TASK REQUIREMENTS: Return each line of the listing below, unchanged, and omit the images.

SUPPLIED INFORMATION:
* * *

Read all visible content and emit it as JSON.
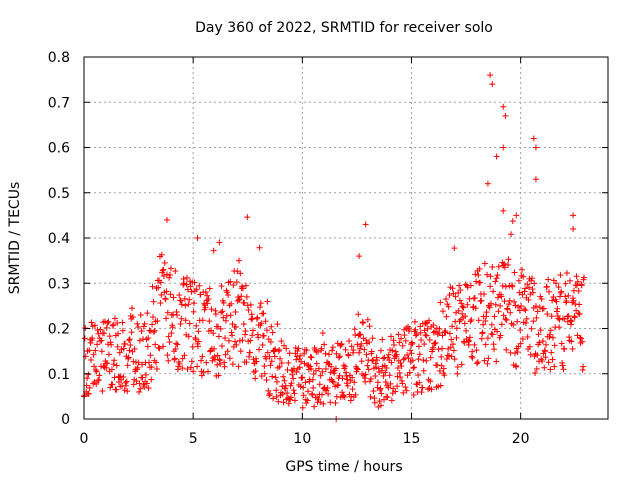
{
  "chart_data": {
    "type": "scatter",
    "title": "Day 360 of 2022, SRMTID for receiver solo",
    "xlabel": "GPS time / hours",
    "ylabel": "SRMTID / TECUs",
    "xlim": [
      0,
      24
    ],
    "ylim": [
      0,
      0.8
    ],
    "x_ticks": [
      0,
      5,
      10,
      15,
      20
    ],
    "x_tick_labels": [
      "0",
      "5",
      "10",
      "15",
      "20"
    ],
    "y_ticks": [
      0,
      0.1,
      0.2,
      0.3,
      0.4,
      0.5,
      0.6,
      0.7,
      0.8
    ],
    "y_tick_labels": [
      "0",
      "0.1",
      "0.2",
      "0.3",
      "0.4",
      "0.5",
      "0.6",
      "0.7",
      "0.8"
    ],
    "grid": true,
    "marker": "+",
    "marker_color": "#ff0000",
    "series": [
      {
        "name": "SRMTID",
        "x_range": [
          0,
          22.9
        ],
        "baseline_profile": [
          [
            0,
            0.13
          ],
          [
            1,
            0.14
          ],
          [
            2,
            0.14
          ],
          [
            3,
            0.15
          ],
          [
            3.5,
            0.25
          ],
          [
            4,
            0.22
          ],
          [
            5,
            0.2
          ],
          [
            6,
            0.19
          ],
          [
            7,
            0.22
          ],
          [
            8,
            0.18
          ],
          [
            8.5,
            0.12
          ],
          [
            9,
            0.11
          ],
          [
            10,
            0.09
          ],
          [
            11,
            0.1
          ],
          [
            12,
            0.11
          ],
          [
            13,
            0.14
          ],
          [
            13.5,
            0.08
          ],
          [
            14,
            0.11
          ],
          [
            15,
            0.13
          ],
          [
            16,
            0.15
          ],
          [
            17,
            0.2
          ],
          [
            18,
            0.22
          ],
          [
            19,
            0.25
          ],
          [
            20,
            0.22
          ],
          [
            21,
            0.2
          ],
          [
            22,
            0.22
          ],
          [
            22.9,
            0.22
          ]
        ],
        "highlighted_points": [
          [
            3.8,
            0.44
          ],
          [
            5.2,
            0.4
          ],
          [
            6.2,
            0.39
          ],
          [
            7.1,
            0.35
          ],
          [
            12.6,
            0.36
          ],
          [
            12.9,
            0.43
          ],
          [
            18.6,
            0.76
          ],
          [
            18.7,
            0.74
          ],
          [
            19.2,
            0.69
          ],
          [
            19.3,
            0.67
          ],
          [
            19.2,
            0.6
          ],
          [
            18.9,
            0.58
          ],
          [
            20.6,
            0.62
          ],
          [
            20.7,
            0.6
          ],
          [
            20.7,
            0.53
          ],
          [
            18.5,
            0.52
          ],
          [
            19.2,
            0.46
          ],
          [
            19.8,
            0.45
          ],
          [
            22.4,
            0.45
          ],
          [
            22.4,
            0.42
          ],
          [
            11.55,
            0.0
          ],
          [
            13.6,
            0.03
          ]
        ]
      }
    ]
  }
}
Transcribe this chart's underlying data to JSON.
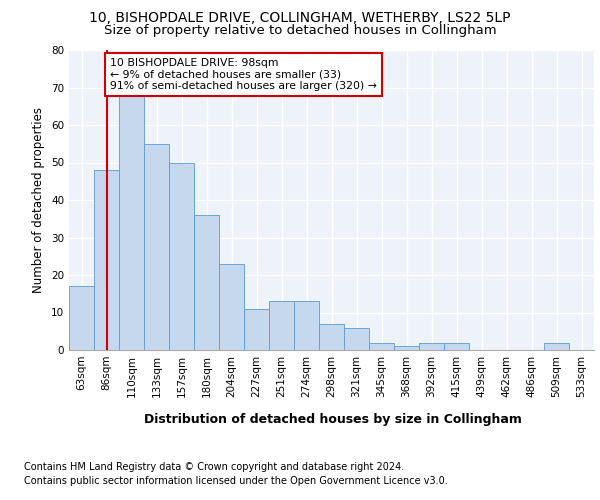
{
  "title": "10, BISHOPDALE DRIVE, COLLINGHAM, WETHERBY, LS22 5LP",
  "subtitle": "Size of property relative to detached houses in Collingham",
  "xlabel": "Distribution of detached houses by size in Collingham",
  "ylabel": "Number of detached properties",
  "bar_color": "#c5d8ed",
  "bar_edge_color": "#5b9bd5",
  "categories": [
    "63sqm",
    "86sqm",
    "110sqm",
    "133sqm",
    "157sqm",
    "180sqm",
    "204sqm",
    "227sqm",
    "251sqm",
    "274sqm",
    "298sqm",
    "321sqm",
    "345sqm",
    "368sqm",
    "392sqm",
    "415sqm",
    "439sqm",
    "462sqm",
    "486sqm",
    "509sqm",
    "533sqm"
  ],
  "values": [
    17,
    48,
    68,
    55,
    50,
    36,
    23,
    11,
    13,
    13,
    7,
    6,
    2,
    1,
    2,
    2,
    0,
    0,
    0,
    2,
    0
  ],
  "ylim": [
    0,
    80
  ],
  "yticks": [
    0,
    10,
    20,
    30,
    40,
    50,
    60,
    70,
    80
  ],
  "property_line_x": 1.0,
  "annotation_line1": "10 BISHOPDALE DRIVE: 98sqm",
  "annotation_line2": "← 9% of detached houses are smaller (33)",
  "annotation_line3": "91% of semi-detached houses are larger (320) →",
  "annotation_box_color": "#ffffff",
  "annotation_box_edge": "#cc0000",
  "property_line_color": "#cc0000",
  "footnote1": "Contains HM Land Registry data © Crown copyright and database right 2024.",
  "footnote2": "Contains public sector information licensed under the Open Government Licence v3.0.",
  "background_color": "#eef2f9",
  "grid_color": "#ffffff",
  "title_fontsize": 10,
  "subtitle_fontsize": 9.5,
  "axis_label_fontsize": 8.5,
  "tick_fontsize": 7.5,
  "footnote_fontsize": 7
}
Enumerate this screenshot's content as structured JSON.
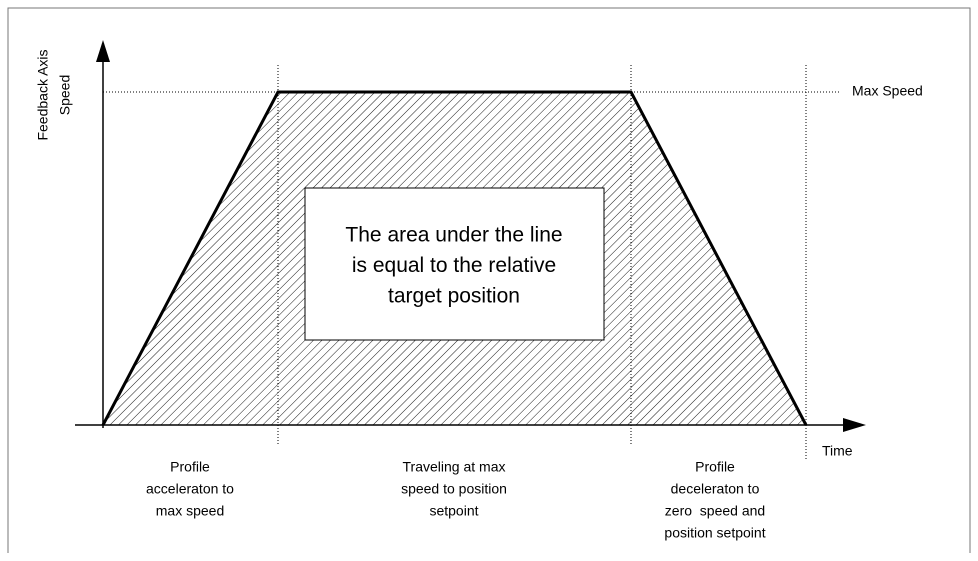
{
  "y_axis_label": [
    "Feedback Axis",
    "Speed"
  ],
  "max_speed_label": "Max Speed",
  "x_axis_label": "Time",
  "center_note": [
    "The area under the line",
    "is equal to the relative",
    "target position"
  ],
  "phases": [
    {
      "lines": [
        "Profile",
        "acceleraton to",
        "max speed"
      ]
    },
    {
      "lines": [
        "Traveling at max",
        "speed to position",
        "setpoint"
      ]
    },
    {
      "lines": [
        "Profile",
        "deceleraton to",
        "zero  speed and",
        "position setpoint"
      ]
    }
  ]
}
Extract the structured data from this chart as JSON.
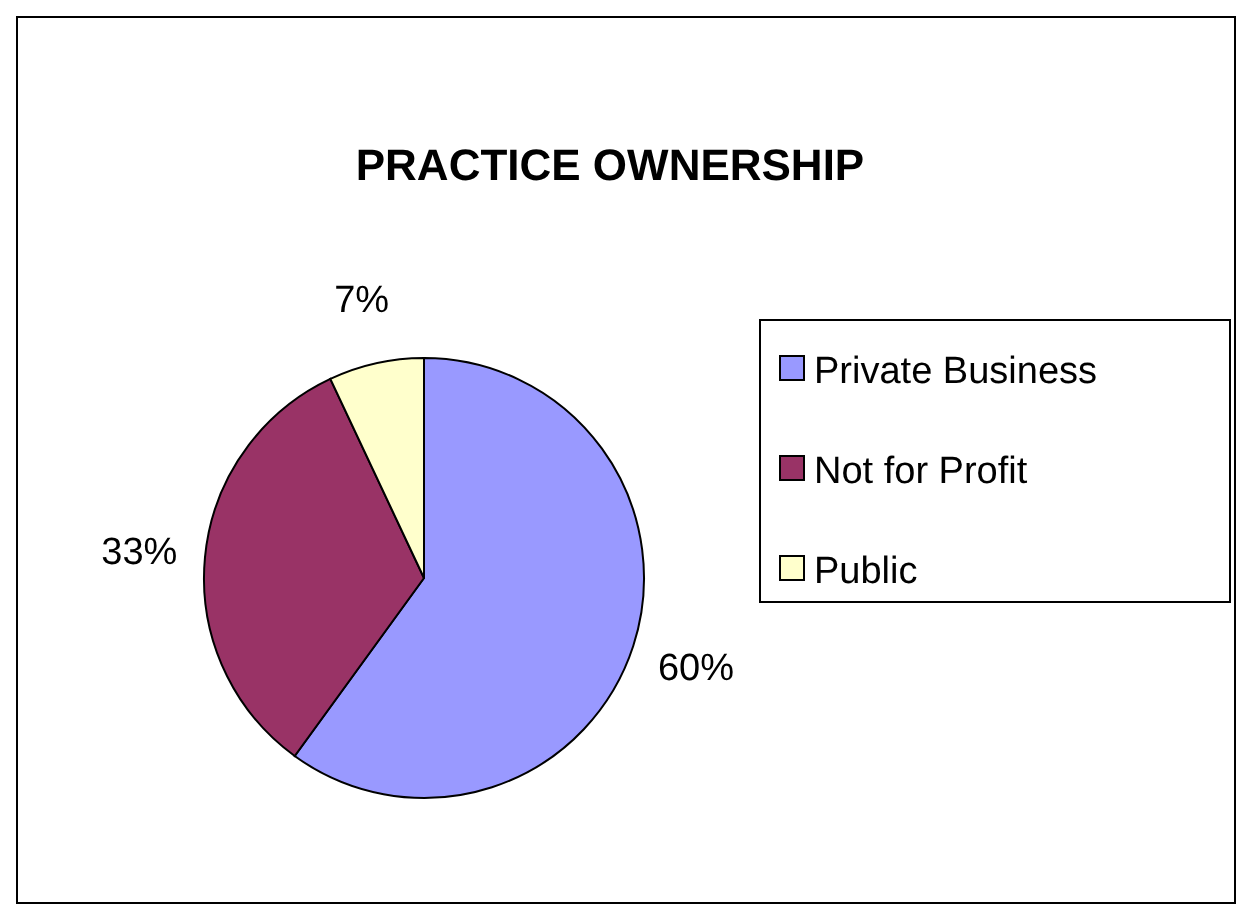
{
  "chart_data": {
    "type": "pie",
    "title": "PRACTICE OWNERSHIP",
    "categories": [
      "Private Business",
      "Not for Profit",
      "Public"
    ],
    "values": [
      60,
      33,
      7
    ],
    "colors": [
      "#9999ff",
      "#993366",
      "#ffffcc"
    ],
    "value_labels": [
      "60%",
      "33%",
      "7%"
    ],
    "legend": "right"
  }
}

* * *

THE COMPLETED TASK:
Read all visible content and emit it as JSON.
{
  "chart_data": {
    "type": "scatter",
    "title": "Day 360 of 2022, SRMTID for receiver solo",
    "xlabel": "GPS time / hours",
    "ylabel": "SRMTID / TECUs",
    "xlim": [
      0,
      24
    ],
    "ylim": [
      0,
      0.8
    ],
    "x_ticks": [
      0,
      5,
      10,
      15,
      20
    ],
    "x_tick_labels": [
      "0",
      "5",
      "10",
      "15",
      "20"
    ],
    "y_ticks": [
      0,
      0.1,
      0.2,
      0.3,
      0.4,
      0.5,
      0.6,
      0.7,
      0.8
    ],
    "y_tick_labels": [
      "0",
      "0.1",
      "0.2",
      "0.3",
      "0.4",
      "0.5",
      "0.6",
      "0.7",
      "0.8"
    ],
    "grid": true,
    "marker": "+",
    "marker_color": "#ff0000",
    "series": [
      {
        "name": "SRMTID",
        "x_range": [
          0,
          22.9
        ],
        "baseline_profile": [
          [
            0,
            0.13
          ],
          [
            1,
            0.14
          ],
          [
            2,
            0.14
          ],
          [
            3,
            0.15
          ],
          [
            3.5,
            0.25
          ],
          [
            4,
            0.22
          ],
          [
            5,
            0.2
          ],
          [
            6,
            0.19
          ],
          [
            7,
            0.22
          ],
          [
            8,
            0.18
          ],
          [
            8.5,
            0.12
          ],
          [
            9,
            0.11
          ],
          [
            10,
            0.09
          ],
          [
            11,
            0.1
          ],
          [
            12,
            0.11
          ],
          [
            13,
            0.14
          ],
          [
            13.5,
            0.08
          ],
          [
            14,
            0.11
          ],
          [
            15,
            0.13
          ],
          [
            16,
            0.15
          ],
          [
            17,
            0.2
          ],
          [
            18,
            0.22
          ],
          [
            19,
            0.25
          ],
          [
            20,
            0.22
          ],
          [
            21,
            0.2
          ],
          [
            22,
            0.22
          ],
          [
            22.9,
            0.22
          ]
        ],
        "highlighted_points": [
          [
            3.8,
            0.44
          ],
          [
            5.2,
            0.4
          ],
          [
            6.2,
            0.39
          ],
          [
            7.1,
            0.35
          ],
          [
            12.6,
            0.36
          ],
          [
            12.9,
            0.43
          ],
          [
            18.6,
            0.76
          ],
          [
            18.7,
            0.74
          ],
          [
            19.2,
            0.69
          ],
          [
            19.3,
            0.67
          ],
          [
            19.2,
            0.6
          ],
          [
            18.9,
            0.58
          ],
          [
            20.6,
            0.62
          ],
          [
            20.7,
            0.6
          ],
          [
            20.7,
            0.53
          ],
          [
            18.5,
            0.52
          ],
          [
            19.2,
            0.46
          ],
          [
            19.8,
            0.45
          ],
          [
            22.4,
            0.45
          ],
          [
            22.4,
            0.42
          ],
          [
            11.55,
            0.0
          ],
          [
            13.6,
            0.03
          ]
        ]
      }
    ]
  }
}
Transcribe this chart's underlying data to JSON.
{
  "title": "10, BISHOPDALE DRIVE, COLLINGHAM, WETHERBY, LS22 5LP",
  "subtitle": "Size of property relative to detached houses in Collingham",
  "xlabel": "Distribution of detached houses by size in Collingham",
  "ylabel": "Number of detached properties",
  "bar_color": "#c5d8ed",
  "bar_edge_color": "#5b9bd5",
  "categories": [
    "63sqm",
    "86sqm",
    "110sqm",
    "133sqm",
    "157sqm",
    "180sqm",
    "204sqm",
    "227sqm",
    "251sqm",
    "274sqm",
    "298sqm",
    "321sqm",
    "345sqm",
    "368sqm",
    "392sqm",
    "415sqm",
    "439sqm",
    "462sqm",
    "486sqm",
    "509sqm",
    "533sqm"
  ],
  "values": [
    17,
    48,
    68,
    55,
    50,
    36,
    23,
    11,
    13,
    13,
    7,
    6,
    2,
    1,
    2,
    2,
    0,
    0,
    0,
    2,
    0
  ],
  "ylim": [
    0,
    80
  ],
  "yticks": [
    0,
    10,
    20,
    30,
    40,
    50,
    60,
    70,
    80
  ],
  "property_line_x": 1.0,
  "annotation_line1": "10 BISHOPDALE DRIVE: 98sqm",
  "annotation_line2": "← 9% of detached houses are smaller (33)",
  "annotation_line3": "91% of semi-detached houses are larger (320) →",
  "annotation_box_color": "#ffffff",
  "annotation_box_edge": "#cc0000",
  "property_line_color": "#cc0000",
  "footnote1": "Contains HM Land Registry data © Crown copyright and database right 2024.",
  "footnote2": "Contains public sector information licensed under the Open Government Licence v3.0.",
  "background_color": "#eef2f9",
  "grid_color": "#ffffff",
  "title_fontsize": 10,
  "subtitle_fontsize": 9.5,
  "axis_label_fontsize": 8.5,
  "tick_fontsize": 7.5,
  "footnote_fontsize": 7
}
Enumerate this screenshot's content as structured JSON.
{
  "y_axis_label": [
    "Feedback Axis",
    "Speed"
  ],
  "max_speed_label": "Max Speed",
  "x_axis_label": "Time",
  "center_note": [
    "The area under the line",
    "is equal to the relative",
    "target position"
  ],
  "phases": [
    {
      "lines": [
        "Profile",
        "acceleraton to",
        "max speed"
      ]
    },
    {
      "lines": [
        "Traveling at max",
        "speed to position",
        "setpoint"
      ]
    },
    {
      "lines": [
        "Profile",
        "deceleraton to",
        "zero  speed and",
        "position setpoint"
      ]
    }
  ]
}
Extract the structured data from this chart as JSON.
{
  "chart_data": {
    "type": "pie",
    "title": "PRACTICE OWNERSHIP",
    "categories": [
      "Private Business",
      "Not for Profit",
      "Public"
    ],
    "values": [
      60,
      33,
      7
    ],
    "colors": [
      "#9999ff",
      "#993366",
      "#ffffcc"
    ],
    "value_labels": [
      "60%",
      "33%",
      "7%"
    ],
    "legend": "right"
  }
}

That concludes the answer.